▼

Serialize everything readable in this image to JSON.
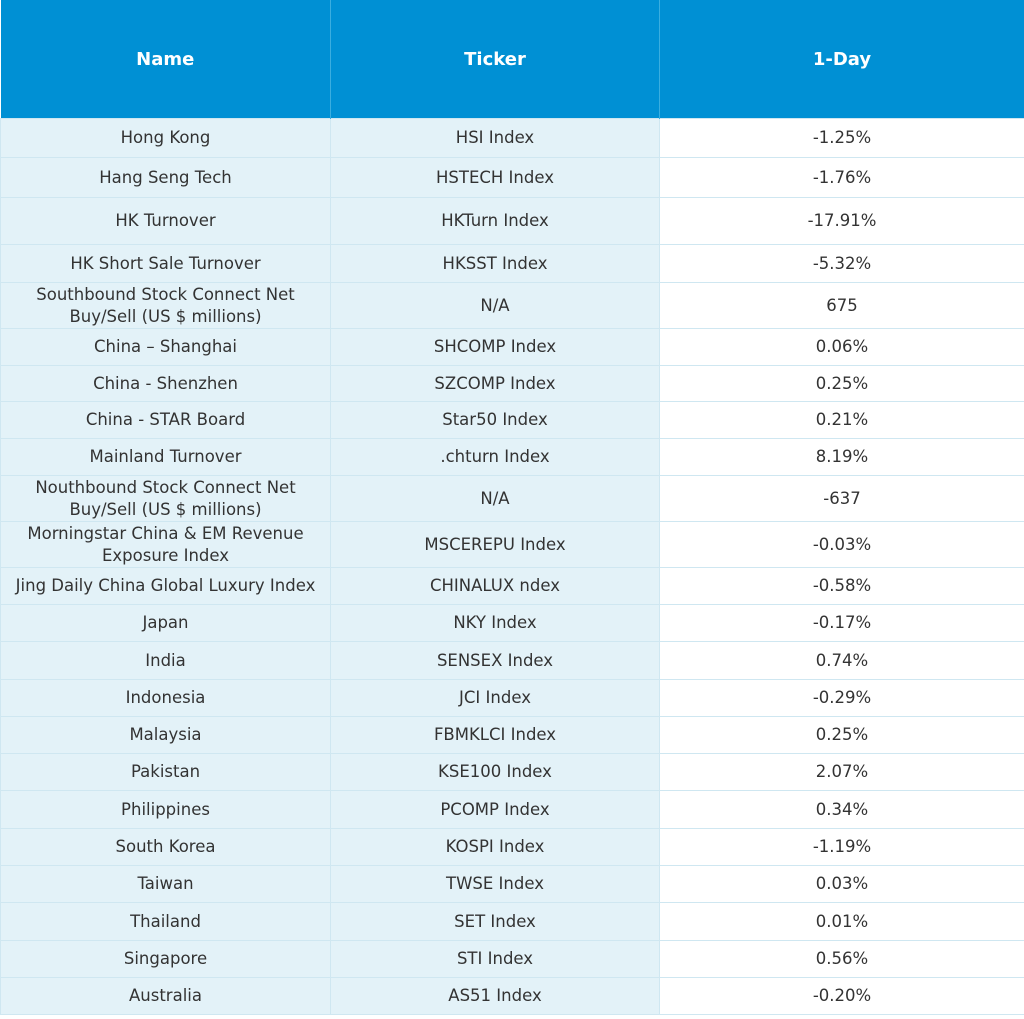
{
  "table": {
    "headers": [
      "Name",
      "Ticker",
      "1-Day"
    ],
    "rows": [
      [
        "Hong Kong",
        "HSI Index",
        "-1.25%"
      ],
      [
        "Hang Seng Tech",
        "HSTECH Index",
        "-1.76%"
      ],
      [
        "HK Turnover",
        "HKTurn Index",
        "-17.91%"
      ],
      [
        "HK Short Sale Turnover",
        "HKSST Index",
        "-5.32%"
      ],
      [
        "Southbound Stock Connect Net\nBuy/Sell (US $ millions)",
        "N/A",
        "675"
      ],
      [
        "China – Shanghai",
        "SHCOMP Index",
        "0.06%"
      ],
      [
        "China - Shenzhen",
        "SZCOMP Index",
        "0.25%"
      ],
      [
        "China - STAR Board",
        "Star50 Index",
        "0.21%"
      ],
      [
        "Mainland Turnover",
        ".chturn Index",
        "8.19%"
      ],
      [
        "Nouthbound Stock Connect Net\nBuy/Sell (US $ millions)",
        "N/A",
        "-637"
      ],
      [
        "Morningstar China & EM Revenue\nExposure Index",
        "MSCEREPU Index",
        "-0.03%"
      ],
      [
        "Jing Daily China Global Luxury Index",
        "CHINALUX ndex",
        "-0.58%"
      ],
      [
        "Japan",
        "NKY Index",
        "-0.17%"
      ],
      [
        "India",
        "SENSEX Index",
        "0.74%"
      ],
      [
        "Indonesia",
        "JCI Index",
        "-0.29%"
      ],
      [
        "Malaysia",
        "FBMKLCI Index",
        "0.25%"
      ],
      [
        "Pakistan",
        "KSE100 Index",
        "2.07%"
      ],
      [
        "Philippines",
        "PCOMP Index",
        "0.34%"
      ],
      [
        "South Korea",
        "KOSPI Index",
        "-1.19%"
      ],
      [
        "Taiwan",
        "TWSE Index",
        "0.03%"
      ],
      [
        "Thailand",
        "SET Index",
        "0.01%"
      ],
      [
        "Singapore",
        "STI Index",
        "0.56%"
      ],
      [
        "Australia",
        "AS51 Index",
        "-0.20%"
      ]
    ]
  }
}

▲

- _Challenge_
Can you repeat every record above exactly, apart from the pictures?

- _Answer to this exercise_
Serialize everything readable in this image to JSON.
{
  "table": {
    "headers": [
      "Name",
      "Ticker",
      "1-Day"
    ],
    "rows": [
      [
        "Hong Kong",
        "HSI Index",
        "-1.25%"
      ],
      [
        "Hang Seng Tech",
        "HSTECH Index",
        "-1.76%"
      ],
      [
        "HK Turnover",
        "HKTurn Index",
        "-17.91%"
      ],
      [
        "HK Short Sale Turnover",
        "HKSST Index",
        "-5.32%"
      ],
      [
        "Southbound Stock Connect Net\nBuy/Sell (US $ millions)",
        "N/A",
        "675"
      ],
      [
        "China – Shanghai",
        "SHCOMP Index",
        "0.06%"
      ],
      [
        "China - Shenzhen",
        "SZCOMP Index",
        "0.25%"
      ],
      [
        "China - STAR Board",
        "Star50 Index",
        "0.21%"
      ],
      [
        "Mainland Turnover",
        ".chturn Index",
        "8.19%"
      ],
      [
        "Nouthbound Stock Connect Net\nBuy/Sell (US $ millions)",
        "N/A",
        "-637"
      ],
      [
        "Morningstar China & EM Revenue\nExposure Index",
        "MSCEREPU Index",
        "-0.03%"
      ],
      [
        "Jing Daily China Global Luxury Index",
        "CHINALUX ndex",
        "-0.58%"
      ],
      [
        "Japan",
        "NKY Index",
        "-0.17%"
      ],
      [
        "India",
        "SENSEX Index",
        "0.74%"
      ],
      [
        "Indonesia",
        "JCI Index",
        "-0.29%"
      ],
      [
        "Malaysia",
        "FBMKLCI Index",
        "0.25%"
      ],
      [
        "Pakistan",
        "KSE100 Index",
        "2.07%"
      ],
      [
        "Philippines",
        "PCOMP Index",
        "0.34%"
      ],
      [
        "South Korea",
        "KOSPI Index",
        "-1.19%"
      ],
      [
        "Taiwan",
        "TWSE Index",
        "0.03%"
      ],
      [
        "Thailand",
        "SET Index",
        "0.01%"
      ],
      [
        "Singapore",
        "STI Index",
        "0.56%"
      ],
      [
        "Australia",
        "AS51 Index",
        "-0.20%"
      ]
    ]
  }
}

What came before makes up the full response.